====== Listed entries ======
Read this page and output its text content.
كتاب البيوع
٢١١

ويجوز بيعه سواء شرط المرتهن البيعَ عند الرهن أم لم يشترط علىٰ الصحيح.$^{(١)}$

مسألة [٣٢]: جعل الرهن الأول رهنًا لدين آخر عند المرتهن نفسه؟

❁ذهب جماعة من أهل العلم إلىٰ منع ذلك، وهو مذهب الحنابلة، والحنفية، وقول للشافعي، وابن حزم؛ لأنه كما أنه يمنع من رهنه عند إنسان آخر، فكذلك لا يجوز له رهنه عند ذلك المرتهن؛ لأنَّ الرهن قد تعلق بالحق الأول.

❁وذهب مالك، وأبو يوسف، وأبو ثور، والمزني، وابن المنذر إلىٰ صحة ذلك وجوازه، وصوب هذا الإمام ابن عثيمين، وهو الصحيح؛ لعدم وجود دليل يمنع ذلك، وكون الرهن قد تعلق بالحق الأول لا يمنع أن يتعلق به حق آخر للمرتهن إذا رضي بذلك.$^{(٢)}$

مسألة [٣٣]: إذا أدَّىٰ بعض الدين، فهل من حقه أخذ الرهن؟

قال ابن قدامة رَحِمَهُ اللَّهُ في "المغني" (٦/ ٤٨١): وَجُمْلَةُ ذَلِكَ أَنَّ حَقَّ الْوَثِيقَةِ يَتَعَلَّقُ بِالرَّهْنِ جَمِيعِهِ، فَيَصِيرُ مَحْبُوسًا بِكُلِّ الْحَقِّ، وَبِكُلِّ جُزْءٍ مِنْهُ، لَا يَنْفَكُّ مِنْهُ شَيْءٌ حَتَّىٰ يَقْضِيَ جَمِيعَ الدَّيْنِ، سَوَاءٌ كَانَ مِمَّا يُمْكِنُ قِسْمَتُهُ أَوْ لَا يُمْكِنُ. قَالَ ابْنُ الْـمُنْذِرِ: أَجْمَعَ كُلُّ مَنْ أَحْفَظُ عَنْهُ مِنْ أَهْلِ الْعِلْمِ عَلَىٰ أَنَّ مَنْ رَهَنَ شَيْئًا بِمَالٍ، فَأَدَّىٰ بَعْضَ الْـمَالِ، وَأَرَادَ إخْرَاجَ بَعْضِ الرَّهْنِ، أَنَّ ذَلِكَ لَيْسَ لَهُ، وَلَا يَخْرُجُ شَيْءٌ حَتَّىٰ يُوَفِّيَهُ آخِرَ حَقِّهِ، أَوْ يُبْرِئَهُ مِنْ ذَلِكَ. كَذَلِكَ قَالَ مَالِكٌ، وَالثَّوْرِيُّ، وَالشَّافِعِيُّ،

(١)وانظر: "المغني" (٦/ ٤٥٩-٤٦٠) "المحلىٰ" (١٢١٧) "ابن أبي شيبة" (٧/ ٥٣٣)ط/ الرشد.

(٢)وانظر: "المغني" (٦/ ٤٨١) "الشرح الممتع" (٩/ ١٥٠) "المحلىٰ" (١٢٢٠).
======
**Problem to work on**
Quote all the records exactly, please, leaving none out.

**Complete answer**
Read this page and output its text content.
كتاب البيوع
٢١١

ويجوز بيعه سواء شرط المرتهن البيعَ عند الرهن أم لم يشترط علىٰ الصحيح.$^{(١)}$

مسألة [٣٢]: جعل الرهن الأول رهنًا لدين آخر عند المرتهن نفسه؟

❁ذهب جماعة من أهل العلم إلىٰ منع ذلك، وهو مذهب الحنابلة، والحنفية، وقول للشافعي، وابن حزم؛ لأنه كما أنه يمنع من رهنه عند إنسان آخر، فكذلك لا يجوز له رهنه عند ذلك المرتهن؛ لأنَّ الرهن قد تعلق بالحق الأول.

❁وذهب مالك، وأبو يوسف، وأبو ثور، والمزني، وابن المنذر إلىٰ صحة ذلك وجوازه، وصوب هذا الإمام ابن عثيمين، وهو الصحيح؛ لعدم وجود دليل يمنع ذلك، وكون الرهن قد تعلق بالحق الأول لا يمنع أن يتعلق به حق آخر للمرتهن إذا رضي بذلك.$^{(٢)}$

مسألة [٣٣]: إذا أدَّىٰ بعض الدين، فهل من حقه أخذ الرهن؟

قال ابن قدامة رَحِمَهُ اللَّهُ في "المغني" (٦/ ٤٨١): وَجُمْلَةُ ذَلِكَ أَنَّ حَقَّ الْوَثِيقَةِ يَتَعَلَّقُ بِالرَّهْنِ جَمِيعِهِ، فَيَصِيرُ مَحْبُوسًا بِكُلِّ الْحَقِّ، وَبِكُلِّ جُزْءٍ مِنْهُ، لَا يَنْفَكُّ مِنْهُ شَيْءٌ حَتَّىٰ يَقْضِيَ جَمِيعَ الدَّيْنِ، سَوَاءٌ كَانَ مِمَّا يُمْكِنُ قِسْمَتُهُ أَوْ لَا يُمْكِنُ. قَالَ ابْنُ الْـمُنْذِرِ: أَجْمَعَ كُلُّ مَنْ أَحْفَظُ عَنْهُ مِنْ أَهْلِ الْعِلْمِ عَلَىٰ أَنَّ مَنْ رَهَنَ شَيْئًا بِمَالٍ، فَأَدَّىٰ بَعْضَ الْـمَالِ، وَأَرَادَ إخْرَاجَ بَعْضِ الرَّهْنِ، أَنَّ ذَلِكَ لَيْسَ لَهُ، وَلَا يَخْرُجُ شَيْءٌ حَتَّىٰ يُوَفِّيَهُ آخِرَ حَقِّهِ، أَوْ يُبْرِئَهُ مِنْ ذَلِكَ. كَذَلِكَ قَالَ مَالِكٌ، وَالثَّوْرِيُّ، وَالشَّافِعِيُّ،

(١)وانظر: "المغني" (٦/ ٤٥٩-٤٦٠) "المحلىٰ" (١٢١٧) "ابن أبي شيبة" (٧/ ٥٣٣)ط/ الرشد.

(٢)وانظر: "المغني" (٦/ ٤٨١) "الشرح الممتع" (٩/ ١٥٠) "المحلىٰ" (١٢٢٠).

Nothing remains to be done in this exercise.